What you will do: Pull out every line with the word "Ethan".

Materials provided:
────────
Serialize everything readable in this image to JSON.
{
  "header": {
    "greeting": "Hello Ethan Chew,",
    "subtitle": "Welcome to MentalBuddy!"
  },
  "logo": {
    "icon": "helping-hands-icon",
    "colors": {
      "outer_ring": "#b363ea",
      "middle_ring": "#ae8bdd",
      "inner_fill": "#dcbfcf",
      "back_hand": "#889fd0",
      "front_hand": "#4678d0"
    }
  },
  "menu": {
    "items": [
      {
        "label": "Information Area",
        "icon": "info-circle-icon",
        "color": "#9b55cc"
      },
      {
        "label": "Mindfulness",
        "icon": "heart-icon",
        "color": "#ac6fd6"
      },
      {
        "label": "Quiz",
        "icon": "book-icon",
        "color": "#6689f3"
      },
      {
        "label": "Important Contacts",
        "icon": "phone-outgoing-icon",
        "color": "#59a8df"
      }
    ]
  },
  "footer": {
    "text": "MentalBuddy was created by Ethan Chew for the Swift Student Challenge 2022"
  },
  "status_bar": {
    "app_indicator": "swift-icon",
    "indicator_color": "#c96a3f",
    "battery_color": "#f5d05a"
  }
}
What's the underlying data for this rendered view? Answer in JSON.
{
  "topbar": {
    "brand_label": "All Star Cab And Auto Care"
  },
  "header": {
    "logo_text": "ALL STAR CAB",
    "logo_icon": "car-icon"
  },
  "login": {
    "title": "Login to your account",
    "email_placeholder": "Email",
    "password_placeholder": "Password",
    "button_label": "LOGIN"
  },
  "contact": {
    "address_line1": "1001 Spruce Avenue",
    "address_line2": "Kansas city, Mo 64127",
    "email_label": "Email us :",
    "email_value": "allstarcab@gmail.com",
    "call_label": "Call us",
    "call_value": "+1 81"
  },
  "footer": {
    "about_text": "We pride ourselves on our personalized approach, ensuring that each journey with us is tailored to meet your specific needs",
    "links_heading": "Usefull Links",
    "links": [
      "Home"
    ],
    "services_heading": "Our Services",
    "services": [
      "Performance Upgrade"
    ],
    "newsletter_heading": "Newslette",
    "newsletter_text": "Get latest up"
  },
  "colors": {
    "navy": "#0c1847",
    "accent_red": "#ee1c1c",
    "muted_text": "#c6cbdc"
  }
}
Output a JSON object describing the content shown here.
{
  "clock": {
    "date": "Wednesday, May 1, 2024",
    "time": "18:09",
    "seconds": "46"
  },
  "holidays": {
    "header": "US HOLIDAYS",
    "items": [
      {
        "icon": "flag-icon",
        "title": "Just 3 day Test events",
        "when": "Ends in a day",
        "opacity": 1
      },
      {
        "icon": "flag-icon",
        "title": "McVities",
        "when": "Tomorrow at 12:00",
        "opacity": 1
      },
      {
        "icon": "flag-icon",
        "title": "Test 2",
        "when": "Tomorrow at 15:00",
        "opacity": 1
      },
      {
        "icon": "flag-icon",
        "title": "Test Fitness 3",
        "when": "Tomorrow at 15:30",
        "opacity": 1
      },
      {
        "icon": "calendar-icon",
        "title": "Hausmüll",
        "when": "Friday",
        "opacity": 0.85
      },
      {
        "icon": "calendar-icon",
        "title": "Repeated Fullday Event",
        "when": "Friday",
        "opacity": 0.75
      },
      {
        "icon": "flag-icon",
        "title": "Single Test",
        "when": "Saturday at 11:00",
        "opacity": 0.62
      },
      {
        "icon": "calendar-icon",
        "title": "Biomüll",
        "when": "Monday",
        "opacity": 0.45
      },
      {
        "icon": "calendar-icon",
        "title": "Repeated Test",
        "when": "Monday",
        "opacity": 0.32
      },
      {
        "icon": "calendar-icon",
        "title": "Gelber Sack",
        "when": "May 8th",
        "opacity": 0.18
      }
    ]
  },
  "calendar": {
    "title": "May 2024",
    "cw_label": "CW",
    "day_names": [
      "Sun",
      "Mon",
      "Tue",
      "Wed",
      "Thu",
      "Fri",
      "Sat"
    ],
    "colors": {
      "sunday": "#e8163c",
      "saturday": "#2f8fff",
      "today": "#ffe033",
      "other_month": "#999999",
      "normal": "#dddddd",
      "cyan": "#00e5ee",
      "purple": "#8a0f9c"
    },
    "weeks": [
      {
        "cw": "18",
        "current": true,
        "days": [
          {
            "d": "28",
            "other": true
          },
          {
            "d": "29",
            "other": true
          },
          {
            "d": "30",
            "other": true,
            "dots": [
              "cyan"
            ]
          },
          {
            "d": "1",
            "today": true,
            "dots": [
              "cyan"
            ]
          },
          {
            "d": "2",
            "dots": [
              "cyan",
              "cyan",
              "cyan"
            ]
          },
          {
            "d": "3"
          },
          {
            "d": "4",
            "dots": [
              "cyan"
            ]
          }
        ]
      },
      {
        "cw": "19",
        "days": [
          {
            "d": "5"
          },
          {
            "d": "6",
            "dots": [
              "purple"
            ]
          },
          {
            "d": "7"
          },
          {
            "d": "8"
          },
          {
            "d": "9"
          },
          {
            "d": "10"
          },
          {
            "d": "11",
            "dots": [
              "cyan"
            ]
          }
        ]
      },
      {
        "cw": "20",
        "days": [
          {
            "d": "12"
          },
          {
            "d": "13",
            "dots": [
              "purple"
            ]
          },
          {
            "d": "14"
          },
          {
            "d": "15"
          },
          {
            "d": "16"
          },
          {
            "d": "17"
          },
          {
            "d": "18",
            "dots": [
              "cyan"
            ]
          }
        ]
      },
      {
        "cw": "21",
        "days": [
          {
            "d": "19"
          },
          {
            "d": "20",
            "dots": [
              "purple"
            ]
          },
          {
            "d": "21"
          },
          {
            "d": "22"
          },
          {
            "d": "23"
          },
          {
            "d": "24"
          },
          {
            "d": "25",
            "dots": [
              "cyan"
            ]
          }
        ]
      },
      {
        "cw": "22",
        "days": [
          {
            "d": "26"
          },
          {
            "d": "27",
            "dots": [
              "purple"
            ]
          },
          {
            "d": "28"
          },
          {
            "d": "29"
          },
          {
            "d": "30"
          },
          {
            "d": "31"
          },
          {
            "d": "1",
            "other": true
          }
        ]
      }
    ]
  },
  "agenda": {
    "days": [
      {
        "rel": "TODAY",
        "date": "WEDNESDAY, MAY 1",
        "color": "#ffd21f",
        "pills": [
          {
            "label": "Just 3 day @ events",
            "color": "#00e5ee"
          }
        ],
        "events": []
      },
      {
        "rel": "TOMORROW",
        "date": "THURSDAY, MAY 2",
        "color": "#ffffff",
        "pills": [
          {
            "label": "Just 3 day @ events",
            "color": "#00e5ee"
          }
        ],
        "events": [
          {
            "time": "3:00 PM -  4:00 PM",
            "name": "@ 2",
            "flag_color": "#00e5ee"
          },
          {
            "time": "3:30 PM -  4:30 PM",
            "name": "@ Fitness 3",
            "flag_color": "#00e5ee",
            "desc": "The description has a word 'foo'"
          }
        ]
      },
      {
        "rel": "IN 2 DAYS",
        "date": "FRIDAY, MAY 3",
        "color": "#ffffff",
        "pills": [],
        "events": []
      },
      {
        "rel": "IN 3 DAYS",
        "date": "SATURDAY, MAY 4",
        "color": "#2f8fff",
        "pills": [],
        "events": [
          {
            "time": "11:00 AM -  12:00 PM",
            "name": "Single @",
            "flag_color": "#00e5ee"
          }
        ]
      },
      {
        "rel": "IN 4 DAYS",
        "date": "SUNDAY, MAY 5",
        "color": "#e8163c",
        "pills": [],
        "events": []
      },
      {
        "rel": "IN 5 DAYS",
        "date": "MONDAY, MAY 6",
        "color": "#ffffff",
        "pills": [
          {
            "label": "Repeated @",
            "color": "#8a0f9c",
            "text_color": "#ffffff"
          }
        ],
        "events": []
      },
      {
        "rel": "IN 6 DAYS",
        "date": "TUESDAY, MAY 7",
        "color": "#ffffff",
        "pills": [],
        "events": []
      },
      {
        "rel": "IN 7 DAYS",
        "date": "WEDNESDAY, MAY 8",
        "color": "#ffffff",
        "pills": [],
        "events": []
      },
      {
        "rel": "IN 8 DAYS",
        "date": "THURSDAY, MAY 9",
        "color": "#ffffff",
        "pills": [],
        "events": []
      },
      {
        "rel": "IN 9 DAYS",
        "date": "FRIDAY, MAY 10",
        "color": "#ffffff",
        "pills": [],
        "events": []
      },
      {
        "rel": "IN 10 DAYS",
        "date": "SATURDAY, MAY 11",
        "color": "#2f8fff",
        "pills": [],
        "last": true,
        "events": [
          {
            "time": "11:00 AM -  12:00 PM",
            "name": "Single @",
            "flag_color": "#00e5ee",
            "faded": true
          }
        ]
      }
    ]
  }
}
────────
Full solution:
    "greeting": "Hello Ethan Chew,",
    "text": "MentalBuddy was created by Ethan Chew for the Swift Student Challenge 2022"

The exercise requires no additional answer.